** START Given entries **

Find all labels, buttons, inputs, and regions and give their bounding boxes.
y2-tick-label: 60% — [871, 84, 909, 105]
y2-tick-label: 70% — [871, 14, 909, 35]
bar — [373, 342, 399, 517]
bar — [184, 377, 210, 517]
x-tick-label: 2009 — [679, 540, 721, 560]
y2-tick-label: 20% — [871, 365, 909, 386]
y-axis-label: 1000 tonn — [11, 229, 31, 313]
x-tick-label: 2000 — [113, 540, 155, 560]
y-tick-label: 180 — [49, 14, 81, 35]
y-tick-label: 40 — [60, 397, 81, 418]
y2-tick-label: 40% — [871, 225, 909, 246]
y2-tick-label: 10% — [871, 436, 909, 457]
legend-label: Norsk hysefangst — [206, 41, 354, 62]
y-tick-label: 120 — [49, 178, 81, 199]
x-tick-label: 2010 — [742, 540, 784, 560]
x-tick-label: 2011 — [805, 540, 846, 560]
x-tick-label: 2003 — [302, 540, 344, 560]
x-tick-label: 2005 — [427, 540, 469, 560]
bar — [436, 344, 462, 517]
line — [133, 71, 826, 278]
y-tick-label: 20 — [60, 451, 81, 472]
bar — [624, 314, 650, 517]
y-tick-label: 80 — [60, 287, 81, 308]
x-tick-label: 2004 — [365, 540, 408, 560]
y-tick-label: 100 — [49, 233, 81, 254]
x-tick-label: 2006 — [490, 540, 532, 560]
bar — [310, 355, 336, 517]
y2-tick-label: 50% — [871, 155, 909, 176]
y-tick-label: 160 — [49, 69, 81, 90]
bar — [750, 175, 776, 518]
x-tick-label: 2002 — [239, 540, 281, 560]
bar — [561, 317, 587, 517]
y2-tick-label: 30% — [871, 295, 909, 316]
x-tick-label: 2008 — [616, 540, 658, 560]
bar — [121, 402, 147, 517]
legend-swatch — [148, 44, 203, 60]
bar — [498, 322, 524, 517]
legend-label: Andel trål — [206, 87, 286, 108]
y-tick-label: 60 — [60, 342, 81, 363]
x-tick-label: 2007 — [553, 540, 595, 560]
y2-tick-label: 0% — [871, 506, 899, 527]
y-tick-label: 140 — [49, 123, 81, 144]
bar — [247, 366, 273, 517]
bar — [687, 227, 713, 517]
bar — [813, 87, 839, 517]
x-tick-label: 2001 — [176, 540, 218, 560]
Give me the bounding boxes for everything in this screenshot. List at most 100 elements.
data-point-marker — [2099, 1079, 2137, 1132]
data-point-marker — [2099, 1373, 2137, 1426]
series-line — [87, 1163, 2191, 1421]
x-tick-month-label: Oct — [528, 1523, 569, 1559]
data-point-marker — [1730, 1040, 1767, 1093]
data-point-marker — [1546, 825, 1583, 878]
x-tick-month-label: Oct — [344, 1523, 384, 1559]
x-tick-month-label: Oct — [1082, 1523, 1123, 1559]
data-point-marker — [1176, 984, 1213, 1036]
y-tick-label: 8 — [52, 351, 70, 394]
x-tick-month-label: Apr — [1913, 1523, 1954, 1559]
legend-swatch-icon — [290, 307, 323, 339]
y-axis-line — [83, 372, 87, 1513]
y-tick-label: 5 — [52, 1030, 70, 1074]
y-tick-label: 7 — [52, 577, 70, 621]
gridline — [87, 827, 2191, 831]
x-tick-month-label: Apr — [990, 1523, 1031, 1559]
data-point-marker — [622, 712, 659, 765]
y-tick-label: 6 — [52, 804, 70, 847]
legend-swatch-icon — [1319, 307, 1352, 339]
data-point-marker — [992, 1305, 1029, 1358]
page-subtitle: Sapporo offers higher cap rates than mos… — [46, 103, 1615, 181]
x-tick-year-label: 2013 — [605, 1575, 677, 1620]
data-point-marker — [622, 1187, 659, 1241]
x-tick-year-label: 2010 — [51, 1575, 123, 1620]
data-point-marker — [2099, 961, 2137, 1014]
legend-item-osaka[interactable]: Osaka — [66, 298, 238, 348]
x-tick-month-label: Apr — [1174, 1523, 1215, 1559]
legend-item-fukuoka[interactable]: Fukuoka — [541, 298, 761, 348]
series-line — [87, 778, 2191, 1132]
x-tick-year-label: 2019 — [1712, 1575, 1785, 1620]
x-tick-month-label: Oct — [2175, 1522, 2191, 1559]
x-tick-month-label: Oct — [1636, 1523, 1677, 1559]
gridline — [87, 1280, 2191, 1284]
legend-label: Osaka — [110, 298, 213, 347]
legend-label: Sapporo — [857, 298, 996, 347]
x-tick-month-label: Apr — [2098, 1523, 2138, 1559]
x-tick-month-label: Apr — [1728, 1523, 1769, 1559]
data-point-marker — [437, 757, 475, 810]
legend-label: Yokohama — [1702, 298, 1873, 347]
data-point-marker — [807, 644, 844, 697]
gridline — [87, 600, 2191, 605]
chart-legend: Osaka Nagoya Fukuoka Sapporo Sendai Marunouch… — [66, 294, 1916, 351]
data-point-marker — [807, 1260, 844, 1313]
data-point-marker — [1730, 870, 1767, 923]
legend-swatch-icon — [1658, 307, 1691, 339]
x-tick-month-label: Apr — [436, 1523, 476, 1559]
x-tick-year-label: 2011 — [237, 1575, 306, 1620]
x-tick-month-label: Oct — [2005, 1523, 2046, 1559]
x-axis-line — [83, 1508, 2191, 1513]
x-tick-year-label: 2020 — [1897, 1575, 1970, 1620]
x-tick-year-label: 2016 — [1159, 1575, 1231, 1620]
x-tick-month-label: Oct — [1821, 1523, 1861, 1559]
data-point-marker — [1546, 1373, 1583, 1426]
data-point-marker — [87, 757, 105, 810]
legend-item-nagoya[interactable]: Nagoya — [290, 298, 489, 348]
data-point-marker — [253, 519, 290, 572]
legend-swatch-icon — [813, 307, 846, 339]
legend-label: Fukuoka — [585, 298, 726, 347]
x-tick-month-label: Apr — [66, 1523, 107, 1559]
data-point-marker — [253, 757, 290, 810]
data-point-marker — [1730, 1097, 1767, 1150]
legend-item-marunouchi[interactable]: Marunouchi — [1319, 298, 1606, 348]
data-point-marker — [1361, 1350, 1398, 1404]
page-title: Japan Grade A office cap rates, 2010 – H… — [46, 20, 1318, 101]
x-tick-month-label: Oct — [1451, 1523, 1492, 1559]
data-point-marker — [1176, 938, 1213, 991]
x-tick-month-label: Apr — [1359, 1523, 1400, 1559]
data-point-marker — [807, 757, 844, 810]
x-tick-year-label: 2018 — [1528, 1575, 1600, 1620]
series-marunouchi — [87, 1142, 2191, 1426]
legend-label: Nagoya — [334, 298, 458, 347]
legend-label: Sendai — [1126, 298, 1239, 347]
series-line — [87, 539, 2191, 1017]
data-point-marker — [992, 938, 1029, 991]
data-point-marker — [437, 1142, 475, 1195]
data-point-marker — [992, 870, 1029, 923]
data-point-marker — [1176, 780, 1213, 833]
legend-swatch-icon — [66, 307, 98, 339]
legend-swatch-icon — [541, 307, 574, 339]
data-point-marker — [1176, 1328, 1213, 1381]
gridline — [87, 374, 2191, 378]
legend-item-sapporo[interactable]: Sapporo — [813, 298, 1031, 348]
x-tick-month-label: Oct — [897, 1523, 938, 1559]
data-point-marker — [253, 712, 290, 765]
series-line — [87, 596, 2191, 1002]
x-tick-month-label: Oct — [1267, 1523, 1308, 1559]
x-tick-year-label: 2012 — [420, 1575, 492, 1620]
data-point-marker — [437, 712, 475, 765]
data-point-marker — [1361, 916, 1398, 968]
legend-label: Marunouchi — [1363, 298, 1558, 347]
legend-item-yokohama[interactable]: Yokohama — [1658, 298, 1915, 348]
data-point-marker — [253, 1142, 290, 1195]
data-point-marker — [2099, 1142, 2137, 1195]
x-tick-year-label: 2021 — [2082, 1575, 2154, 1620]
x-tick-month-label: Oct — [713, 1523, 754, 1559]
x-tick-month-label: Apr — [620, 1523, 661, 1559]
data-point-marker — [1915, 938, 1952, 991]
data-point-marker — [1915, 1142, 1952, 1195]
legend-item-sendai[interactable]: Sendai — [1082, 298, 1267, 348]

** END Given entries **

Copy the lines of the material without any changes, from the very first line through the line containing "y2-tick-label: 10% — [871, 436, 909, 457]", including that line.

Find all labels, buttons, inputs, and regions and give their bounding boxes.
y2-tick-label: 60% — [871, 84, 909, 105]
y2-tick-label: 70% — [871, 14, 909, 35]
bar — [373, 342, 399, 517]
bar — [184, 377, 210, 517]
x-tick-label: 2009 — [679, 540, 721, 560]
y2-tick-label: 20% — [871, 365, 909, 386]
y-axis-label: 1000 tonn — [11, 229, 31, 313]
x-tick-label: 2000 — [113, 540, 155, 560]
y-tick-label: 180 — [49, 14, 81, 35]
y-tick-label: 40 — [60, 397, 81, 418]
y2-tick-label: 40% — [871, 225, 909, 246]
y2-tick-label: 10% — [871, 436, 909, 457]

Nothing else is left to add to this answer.